Requirements: State how many lines of the entries below hold the word "VRAM"; reply with nothing but the number.

[START Data extract]

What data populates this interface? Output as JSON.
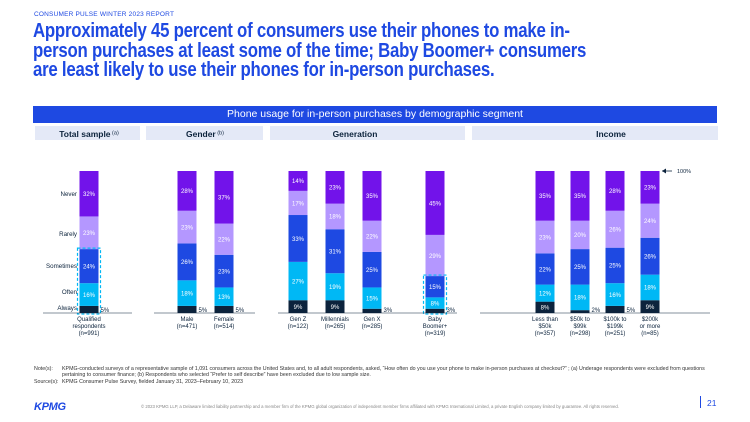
{
  "report_label": "CONSUMER PULSE WINTER 2023 REPORT",
  "headline": "Approximately 45 percent of consumers use their phones to make in-person purchases at least some of the time; Baby Boomer+ consumers are least likely to use their phones for in-person purchases.",
  "banner": "Phone usage for in-person purchases by demographic segment",
  "notes_label": "Note(s):",
  "notes_text": "KPMG-conducted surveys of a representative sample of 1,091 consumers across the United States and, to all adult respondents, asked, “How often do you use your phone to make in-person purchases at checkout?” ; (a) Underage respondents were excluded from questions pertaining to consumer finance; (b) Respondents who selected “Prefer to self describe” have been excluded due to low sample size.",
  "source_label": "Source(s):",
  "source_text": "KPMG Consumer Pulse Survey, fielded January 31, 2023–February 10, 2023",
  "logo": "KPMG",
  "copyright": "© 2023 KPMG LLP, a Delaware limited liability partnership and a member firm of the KPMG global organization of independent member firms affiliated with KPMG International Limited, a private English company limited by guarantee. All rights reserved.",
  "page_number": "21",
  "colors": {
    "accent": "#1e49e2",
    "never": "#7213ea",
    "rarely": "#b497ff",
    "sometimes": "#1e49e2",
    "often": "#00b8f5",
    "always": "#0c233c"
  },
  "chart_data": {
    "type": "bar",
    "stacked": true,
    "y_max": 100,
    "top_marker": "100%",
    "categories_order": [
      "Always",
      "Often",
      "Sometimes",
      "Rarely",
      "Never"
    ],
    "y_labels": [
      "Never",
      "Rarely",
      "Sometimes",
      "Often",
      "Always"
    ],
    "groups": [
      {
        "title": "Total sample",
        "sup": "(a)",
        "bars": [
          {
            "label": [
              "Qualified",
              "respondents",
              "(n=991)"
            ],
            "values": [
              5,
              16,
              24,
              23,
              32
            ],
            "highlight": true
          }
        ]
      },
      {
        "title": "Gender",
        "sup": "(b)",
        "bars": [
          {
            "label": [
              "Male",
              "(n=471)"
            ],
            "values": [
              5,
              18,
              26,
              23,
              28
            ]
          },
          {
            "label": [
              "Female",
              "(n=514)"
            ],
            "values": [
              5,
              13,
              23,
              22,
              37
            ]
          }
        ]
      },
      {
        "title": "Generation",
        "sup": "",
        "bars": [
          {
            "label": [
              "Gen Z",
              "(n=122)"
            ],
            "values": [
              9,
              27,
              33,
              17,
              14
            ]
          },
          {
            "label": [
              "Millennials",
              "(n=265)"
            ],
            "values": [
              9,
              19,
              31,
              18,
              23
            ]
          },
          {
            "label": [
              "Gen X",
              "(n=285)"
            ],
            "values": [
              3,
              15,
              25,
              22,
              35
            ]
          },
          {
            "label": [
              "Baby",
              "Boomer+",
              "(n=319)"
            ],
            "values": [
              3,
              8,
              15,
              29,
              45
            ],
            "highlight": true
          }
        ]
      },
      {
        "title": "Income",
        "sup": "",
        "bars": [
          {
            "label": [
              "Less than",
              "$50k",
              "(n=357)"
            ],
            "values": [
              8,
              12,
              22,
              23,
              35
            ]
          },
          {
            "label": [
              "$50k to",
              "$99k",
              "(n=298)"
            ],
            "values": [
              2,
              18,
              25,
              20,
              35
            ]
          },
          {
            "label": [
              "$100k to",
              "$199k",
              "(n=251)"
            ],
            "values": [
              5,
              16,
              25,
              26,
              28
            ]
          },
          {
            "label": [
              "$200k",
              "or more",
              "(n=85)"
            ],
            "values": [
              9,
              18,
              26,
              24,
              23
            ]
          }
        ]
      }
    ]
  }
}
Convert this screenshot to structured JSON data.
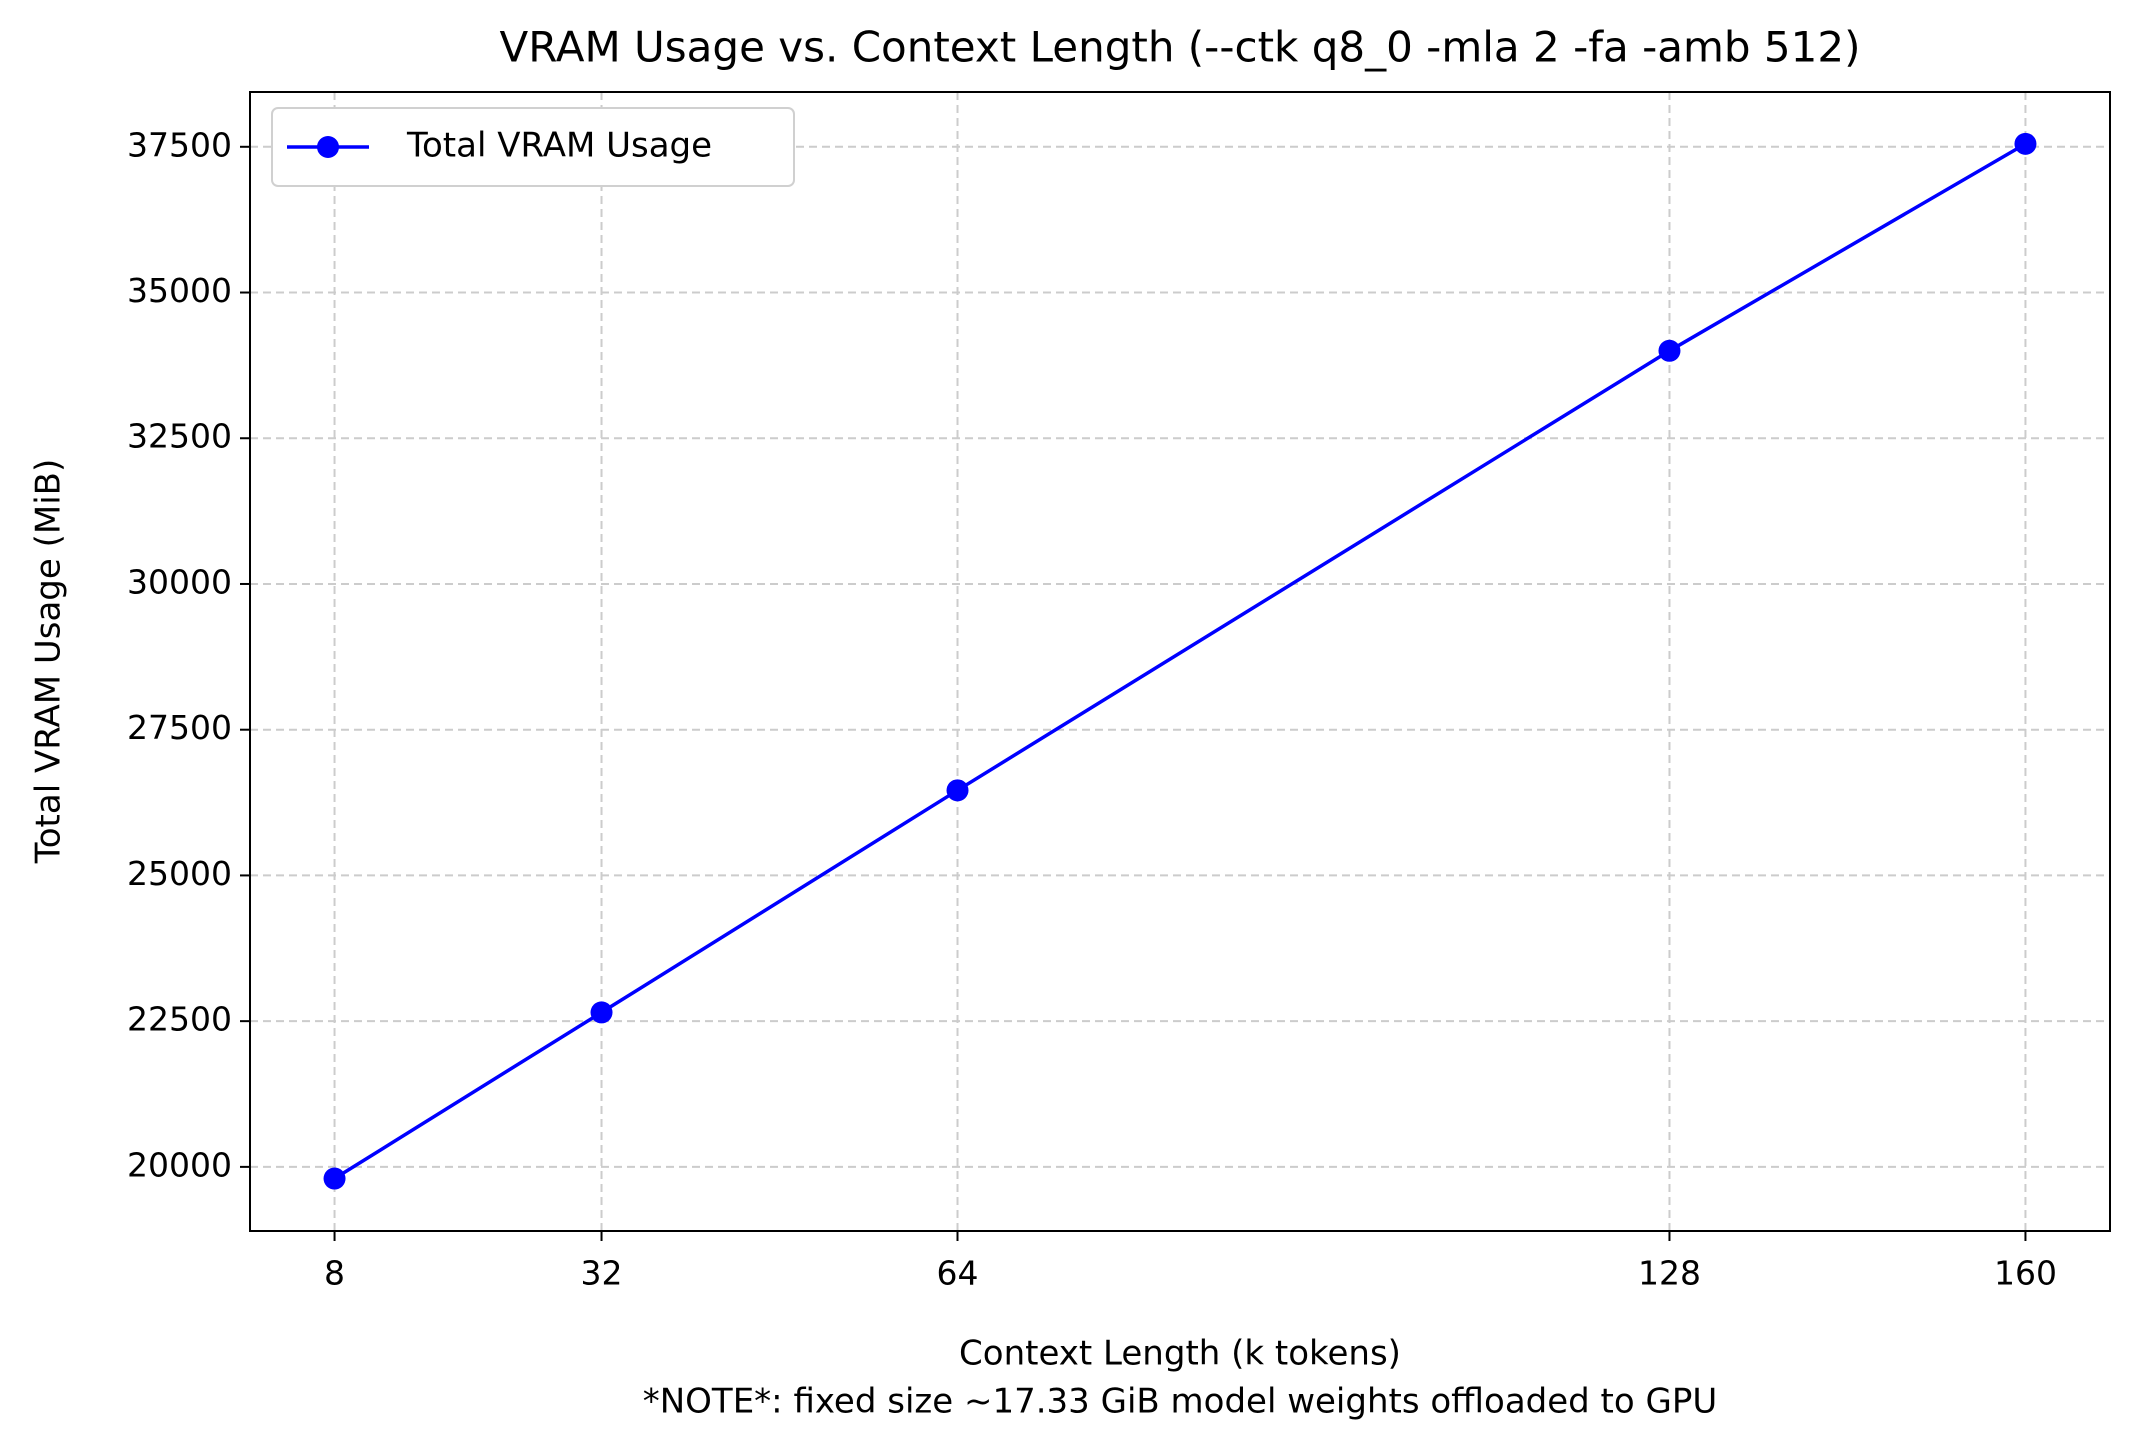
{
  "chart_data": {
    "type": "line",
    "title": "VRAM Usage vs. Context Length (--ctk q8_0 -mla 2 -fa -amb 512)",
    "x_label": "Context Length (k tokens)",
    "note": "*NOTE*: fixed size ~17.33 GiB model weights offloaded to GPU",
    "y_label": "Total VRAM Usage (MiB)",
    "x": [
      8,
      32,
      64,
      128,
      160
    ],
    "series": [
      {
        "name": "Total VRAM Usage",
        "color": "#0000ff",
        "values": [
          19800,
          22650,
          26460,
          34000,
          37550
        ]
      }
    ],
    "xlim": [
      0.4,
      167.6
    ],
    "xticks": [
      8,
      32,
      64,
      128,
      160
    ],
    "ylim": [
      18900,
      38440
    ],
    "yticks": [
      20000,
      22500,
      25000,
      27500,
      30000,
      32500,
      35000,
      37500
    ],
    "grid": true,
    "legend": "upper left"
  }
}
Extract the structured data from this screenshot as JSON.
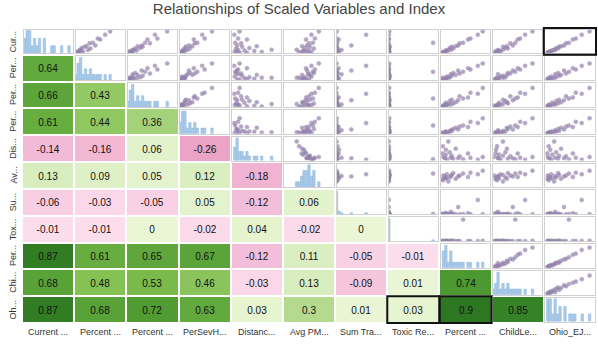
{
  "chart_data": {
    "type": "scatter_matrix",
    "title": "Relationships of Scaled Variables and Index",
    "x_labels": [
      "Current ...",
      "Percent ...",
      "Percent ...",
      "PerSevH...",
      "Distanc...",
      "Avg PM...",
      "Sum Tra...",
      "Toxic Re...",
      "Percent ...",
      "ChildLe...",
      "Ohio_EJ..."
    ],
    "y_labels": [
      "Cur...",
      "Per...",
      "Per...",
      "Per...",
      "Dis...",
      "Av...",
      "Su...",
      "Tox...",
      "Per...",
      "Chi...",
      "Oh..."
    ],
    "correlations": [
      [
        null,
        null,
        null,
        null,
        null,
        null,
        null,
        null,
        null,
        null,
        null
      ],
      [
        0.64,
        null,
        null,
        null,
        null,
        null,
        null,
        null,
        null,
        null,
        null
      ],
      [
        0.66,
        0.43,
        null,
        null,
        null,
        null,
        null,
        null,
        null,
        null,
        null
      ],
      [
        0.61,
        0.44,
        0.36,
        null,
        null,
        null,
        null,
        null,
        null,
        null,
        null
      ],
      [
        -0.14,
        -0.16,
        0.06,
        -0.26,
        null,
        null,
        null,
        null,
        null,
        null,
        null
      ],
      [
        0.13,
        0.09,
        0.05,
        0.12,
        -0.18,
        null,
        null,
        null,
        null,
        null,
        null
      ],
      [
        -0.06,
        -0.03,
        -0.05,
        0.05,
        -0.12,
        0.06,
        null,
        null,
        null,
        null,
        null
      ],
      [
        -0.01,
        -0.01,
        0,
        -0.02,
        0.04,
        -0.02,
        0,
        null,
        null,
        null,
        null
      ],
      [
        0.87,
        0.61,
        0.65,
        0.67,
        -0.12,
        0.11,
        -0.05,
        -0.01,
        null,
        null,
        null
      ],
      [
        0.68,
        0.48,
        0.53,
        0.46,
        -0.03,
        0.13,
        -0.09,
        0.01,
        0.74,
        null,
        null
      ],
      [
        0.87,
        0.68,
        0.72,
        0.63,
        0.03,
        0.3,
        0.01,
        0.03,
        0.9,
        0.85,
        null
      ]
    ],
    "zlim": [
      -1,
      1
    ],
    "observations": [
      [
        0.02,
        0.03,
        0.06,
        0.05,
        0.1,
        0.08,
        0.12,
        0.15,
        0.14,
        0.22,
        0.2,
        0.28,
        0.3,
        0.33,
        0.42,
        0.44,
        0.58,
        0.62,
        0.78,
        0.92
      ],
      [
        0.05,
        0.02,
        0.1,
        0.03,
        0.06,
        0.15,
        0.08,
        0.1,
        0.25,
        0.12,
        0.3,
        0.18,
        0.22,
        0.4,
        0.28,
        0.35,
        0.5,
        0.45,
        0.6,
        0.7
      ],
      [
        0.03,
        0.06,
        0.02,
        0.1,
        0.05,
        0.08,
        0.18,
        0.12,
        0.1,
        0.25,
        0.15,
        0.3,
        0.2,
        0.28,
        0.45,
        0.35,
        0.4,
        0.6,
        0.55,
        0.8
      ],
      [
        0.02,
        0.03,
        0.05,
        0.02,
        0.08,
        0.04,
        0.1,
        0.06,
        0.15,
        0.1,
        0.2,
        0.12,
        0.25,
        0.18,
        0.3,
        0.35,
        0.28,
        0.5,
        0.45,
        0.65
      ],
      [
        0.3,
        0.15,
        0.6,
        0.1,
        0.45,
        0.05,
        0.25,
        0.8,
        0.12,
        0.35,
        0.08,
        0.2,
        0.5,
        0.1,
        0.18,
        0.06,
        0.3,
        0.12,
        0.04,
        0.15
      ],
      [
        0.35,
        0.5,
        0.3,
        0.45,
        0.4,
        0.55,
        0.38,
        0.25,
        0.48,
        0.42,
        0.6,
        0.52,
        0.36,
        0.46,
        0.5,
        0.58,
        0.44,
        0.62,
        0.55,
        0.7
      ],
      [
        0,
        0,
        0.02,
        0,
        0.05,
        0,
        0.01,
        0,
        0.1,
        0,
        0.02,
        0,
        0,
        0.3,
        0,
        0.01,
        0.04,
        0,
        0.6,
        0
      ],
      [
        0,
        0,
        0,
        0,
        0,
        0.01,
        0,
        0,
        0,
        0,
        0,
        0.02,
        0,
        0,
        0,
        0.9,
        0,
        0,
        0,
        0.01
      ],
      [
        0.03,
        0.05,
        0.04,
        0.08,
        0.1,
        0.12,
        0.1,
        0.15,
        0.2,
        0.18,
        0.25,
        0.22,
        0.3,
        0.35,
        0.38,
        0.45,
        0.55,
        0.6,
        0.75,
        0.85
      ],
      [
        0.05,
        0.02,
        0.08,
        0.1,
        0.06,
        0.15,
        0.12,
        0.2,
        0.1,
        0.25,
        0.3,
        0.2,
        0.28,
        0.4,
        0.35,
        0.45,
        0.5,
        0.55,
        0.65,
        0.8
      ],
      [
        0.04,
        0.05,
        0.07,
        0.08,
        0.1,
        0.12,
        0.14,
        0.18,
        0.2,
        0.22,
        0.26,
        0.28,
        0.32,
        0.38,
        0.42,
        0.48,
        0.56,
        0.62,
        0.74,
        0.9
      ]
    ],
    "xlim": [
      0,
      1
    ],
    "ylim": [
      0,
      1
    ],
    "tick_labels": false,
    "marker": "circle",
    "color": "#9b7bb5",
    "highlighted_cells": [
      [
        10,
        7
      ],
      [
        10,
        8
      ],
      [
        0,
        10
      ]
    ]
  }
}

[END Data extract]

Task output: 3